Krótkie zadanie
Proszę przepisać poniższe rekordy, zamieniając „含气砂岩” na „含油砂岩”, a resztę zostawiając bez zmian. Obrazy pomiń w odpowiedzi.

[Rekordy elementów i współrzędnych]
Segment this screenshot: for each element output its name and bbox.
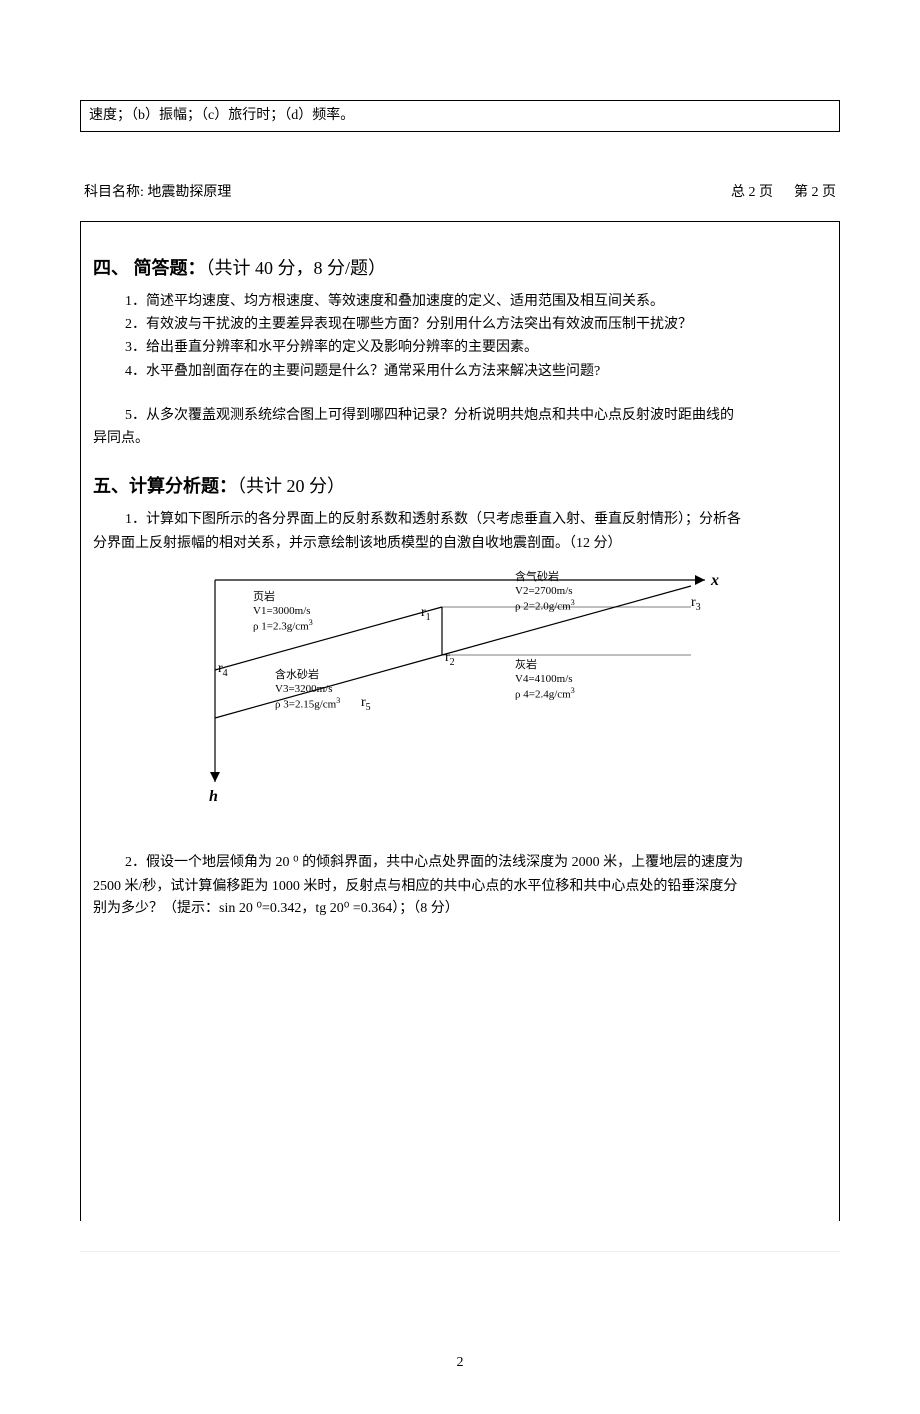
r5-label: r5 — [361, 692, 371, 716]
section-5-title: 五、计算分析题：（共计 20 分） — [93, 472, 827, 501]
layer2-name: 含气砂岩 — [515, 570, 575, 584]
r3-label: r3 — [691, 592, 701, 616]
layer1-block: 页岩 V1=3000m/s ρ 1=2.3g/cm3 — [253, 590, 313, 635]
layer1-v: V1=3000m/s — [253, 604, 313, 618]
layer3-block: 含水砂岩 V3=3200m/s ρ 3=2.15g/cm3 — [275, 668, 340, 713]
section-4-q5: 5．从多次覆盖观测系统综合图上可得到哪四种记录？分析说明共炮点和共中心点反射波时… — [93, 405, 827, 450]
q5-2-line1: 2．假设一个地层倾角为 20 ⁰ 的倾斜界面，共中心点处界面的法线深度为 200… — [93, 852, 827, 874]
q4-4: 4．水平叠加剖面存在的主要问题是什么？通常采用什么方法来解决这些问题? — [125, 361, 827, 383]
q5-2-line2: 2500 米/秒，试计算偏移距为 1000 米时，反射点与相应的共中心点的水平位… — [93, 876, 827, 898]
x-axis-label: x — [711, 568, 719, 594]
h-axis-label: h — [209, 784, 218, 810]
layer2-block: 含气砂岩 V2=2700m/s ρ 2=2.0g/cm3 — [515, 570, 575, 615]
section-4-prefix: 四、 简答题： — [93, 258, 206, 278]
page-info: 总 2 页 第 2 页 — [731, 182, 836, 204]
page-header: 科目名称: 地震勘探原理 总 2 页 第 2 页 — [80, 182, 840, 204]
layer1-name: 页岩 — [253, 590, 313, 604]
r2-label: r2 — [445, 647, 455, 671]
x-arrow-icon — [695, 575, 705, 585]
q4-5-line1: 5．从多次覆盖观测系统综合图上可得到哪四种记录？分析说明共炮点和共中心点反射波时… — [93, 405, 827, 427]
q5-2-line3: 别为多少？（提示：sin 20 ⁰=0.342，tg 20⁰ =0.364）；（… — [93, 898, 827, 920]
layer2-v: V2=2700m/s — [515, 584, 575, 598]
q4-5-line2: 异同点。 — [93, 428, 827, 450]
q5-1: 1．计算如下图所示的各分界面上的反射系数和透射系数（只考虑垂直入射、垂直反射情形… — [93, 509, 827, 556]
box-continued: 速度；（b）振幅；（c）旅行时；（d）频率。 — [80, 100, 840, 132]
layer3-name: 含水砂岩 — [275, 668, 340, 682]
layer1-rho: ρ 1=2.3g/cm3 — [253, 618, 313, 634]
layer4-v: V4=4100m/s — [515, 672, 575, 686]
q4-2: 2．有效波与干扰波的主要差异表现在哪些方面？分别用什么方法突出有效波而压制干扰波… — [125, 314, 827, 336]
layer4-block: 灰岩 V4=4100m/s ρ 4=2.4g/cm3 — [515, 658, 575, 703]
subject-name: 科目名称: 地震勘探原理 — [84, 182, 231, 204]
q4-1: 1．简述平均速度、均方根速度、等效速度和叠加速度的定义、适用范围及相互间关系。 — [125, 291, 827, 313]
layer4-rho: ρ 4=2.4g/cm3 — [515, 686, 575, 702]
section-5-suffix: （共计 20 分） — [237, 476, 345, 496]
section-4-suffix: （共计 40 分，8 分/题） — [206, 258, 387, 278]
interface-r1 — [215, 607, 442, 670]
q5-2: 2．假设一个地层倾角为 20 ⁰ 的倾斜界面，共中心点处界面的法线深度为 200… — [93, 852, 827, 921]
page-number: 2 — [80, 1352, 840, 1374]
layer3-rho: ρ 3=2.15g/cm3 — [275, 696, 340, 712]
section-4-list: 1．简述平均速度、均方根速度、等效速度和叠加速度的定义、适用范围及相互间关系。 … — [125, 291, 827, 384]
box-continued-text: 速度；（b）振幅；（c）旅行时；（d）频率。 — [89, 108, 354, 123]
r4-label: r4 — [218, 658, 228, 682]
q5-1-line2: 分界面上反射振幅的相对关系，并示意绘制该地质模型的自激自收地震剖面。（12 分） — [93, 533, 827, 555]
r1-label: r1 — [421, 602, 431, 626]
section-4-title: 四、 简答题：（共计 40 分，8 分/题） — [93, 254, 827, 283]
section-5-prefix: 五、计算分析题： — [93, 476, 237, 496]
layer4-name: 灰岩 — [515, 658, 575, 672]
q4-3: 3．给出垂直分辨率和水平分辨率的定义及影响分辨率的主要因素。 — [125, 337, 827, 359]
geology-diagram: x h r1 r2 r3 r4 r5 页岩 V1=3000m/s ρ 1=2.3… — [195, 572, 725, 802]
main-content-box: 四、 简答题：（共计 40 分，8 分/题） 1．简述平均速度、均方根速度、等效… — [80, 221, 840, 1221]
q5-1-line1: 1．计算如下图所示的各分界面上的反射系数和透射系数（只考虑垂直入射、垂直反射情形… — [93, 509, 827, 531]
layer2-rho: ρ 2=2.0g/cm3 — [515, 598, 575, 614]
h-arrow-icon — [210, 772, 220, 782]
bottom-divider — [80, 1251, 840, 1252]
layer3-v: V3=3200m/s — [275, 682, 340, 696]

Odpowiedź
Segment this screenshot: for each element output its name and bbox.
r5-label: r5 — [361, 692, 371, 716]
section-5-title: 五、计算分析题：（共计 20 分） — [93, 472, 827, 501]
layer2-name: 含油砂岩 — [515, 570, 575, 584]
r3-label: r3 — [691, 592, 701, 616]
layer1-block: 页岩 V1=3000m/s ρ 1=2.3g/cm3 — [253, 590, 313, 635]
layer1-v: V1=3000m/s — [253, 604, 313, 618]
layer3-block: 含水砂岩 V3=3200m/s ρ 3=2.15g/cm3 — [275, 668, 340, 713]
section-4-q5: 5．从多次覆盖观测系统综合图上可得到哪四种记录？分析说明共炮点和共中心点反射波时… — [93, 405, 827, 450]
q5-2-line1: 2．假设一个地层倾角为 20 ⁰ 的倾斜界面，共中心点处界面的法线深度为 200… — [93, 852, 827, 874]
q4-4: 4．水平叠加剖面存在的主要问题是什么？通常采用什么方法来解决这些问题? — [125, 361, 827, 383]
q5-2-line2: 2500 米/秒，试计算偏移距为 1000 米时，反射点与相应的共中心点的水平位… — [93, 876, 827, 898]
x-axis-label: x — [711, 568, 719, 594]
h-axis-label: h — [209, 784, 218, 810]
layer2-block: 含油砂岩 V2=2700m/s ρ 2=2.0g/cm3 — [515, 570, 575, 615]
section-4-prefix: 四、 简答题： — [93, 258, 206, 278]
page-info: 总 2 页 第 2 页 — [731, 182, 836, 204]
page-header: 科目名称: 地震勘探原理 总 2 页 第 2 页 — [80, 182, 840, 204]
layer1-name: 页岩 — [253, 590, 313, 604]
r2-label: r2 — [445, 647, 455, 671]
x-arrow-icon — [695, 575, 705, 585]
q4-5-line1: 5．从多次覆盖观测系统综合图上可得到哪四种记录？分析说明共炮点和共中心点反射波时… — [93, 405, 827, 427]
q5-2-line3: 别为多少？（提示：sin 20 ⁰=0.342，tg 20⁰ =0.364）；（… — [93, 898, 827, 920]
layer2-v: V2=2700m/s — [515, 584, 575, 598]
q4-5-line2: 异同点。 — [93, 428, 827, 450]
q5-1: 1．计算如下图所示的各分界面上的反射系数和透射系数（只考虑垂直入射、垂直反射情形… — [93, 509, 827, 556]
box-continued: 速度；（b）振幅；（c）旅行时；（d）频率。 — [80, 100, 840, 132]
layer3-name: 含水砂岩 — [275, 668, 340, 682]
layer1-rho: ρ 1=2.3g/cm3 — [253, 618, 313, 634]
layer4-v: V4=4100m/s — [515, 672, 575, 686]
q4-2: 2．有效波与干扰波的主要差异表现在哪些方面？分别用什么方法突出有效波而压制干扰波… — [125, 314, 827, 336]
layer4-block: 灰岩 V4=4100m/s ρ 4=2.4g/cm3 — [515, 658, 575, 703]
subject-name: 科目名称: 地震勘探原理 — [84, 182, 231, 204]
q4-1: 1．简述平均速度、均方根速度、等效速度和叠加速度的定义、适用范围及相互间关系。 — [125, 291, 827, 313]
layer4-rho: ρ 4=2.4g/cm3 — [515, 686, 575, 702]
section-5-suffix: （共计 20 分） — [237, 476, 345, 496]
section-4-suffix: （共计 40 分，8 分/题） — [206, 258, 387, 278]
interface-r1 — [215, 607, 442, 670]
q5-2: 2．假设一个地层倾角为 20 ⁰ 的倾斜界面，共中心点处界面的法线深度为 200… — [93, 852, 827, 921]
page-number: 2 — [80, 1352, 840, 1374]
layer3-rho: ρ 3=2.15g/cm3 — [275, 696, 340, 712]
section-4-list: 1．简述平均速度、均方根速度、等效速度和叠加速度的定义、适用范围及相互间关系。 … — [125, 291, 827, 384]
box-continued-text: 速度；（b）振幅；（c）旅行时；（d）频率。 — [89, 108, 354, 123]
r4-label: r4 — [218, 658, 228, 682]
q5-1-line2: 分界面上反射振幅的相对关系，并示意绘制该地质模型的自激自收地震剖面。（12 分） — [93, 533, 827, 555]
r1-label: r1 — [421, 602, 431, 626]
section-4-title: 四、 简答题：（共计 40 分，8 分/题） — [93, 254, 827, 283]
section-5-prefix: 五、计算分析题： — [93, 476, 237, 496]
layer4-name: 灰岩 — [515, 658, 575, 672]
q4-3: 3．给出垂直分辨率和水平分辨率的定义及影响分辨率的主要因素。 — [125, 337, 827, 359]
geology-diagram: x h r1 r2 r3 r4 r5 页岩 V1=3000m/s ρ 1=2.3… — [195, 572, 725, 802]
main-content-box: 四、 简答题：（共计 40 分，8 分/题） 1．简述平均速度、均方根速度、等效… — [80, 221, 840, 1221]
q5-1-line1: 1．计算如下图所示的各分界面上的反射系数和透射系数（只考虑垂直入射、垂直反射情形… — [93, 509, 827, 531]
layer2-rho: ρ 2=2.0g/cm3 — [515, 598, 575, 614]
h-arrow-icon — [210, 772, 220, 782]
bottom-divider — [80, 1251, 840, 1252]
layer3-v: V3=3200m/s — [275, 682, 340, 696]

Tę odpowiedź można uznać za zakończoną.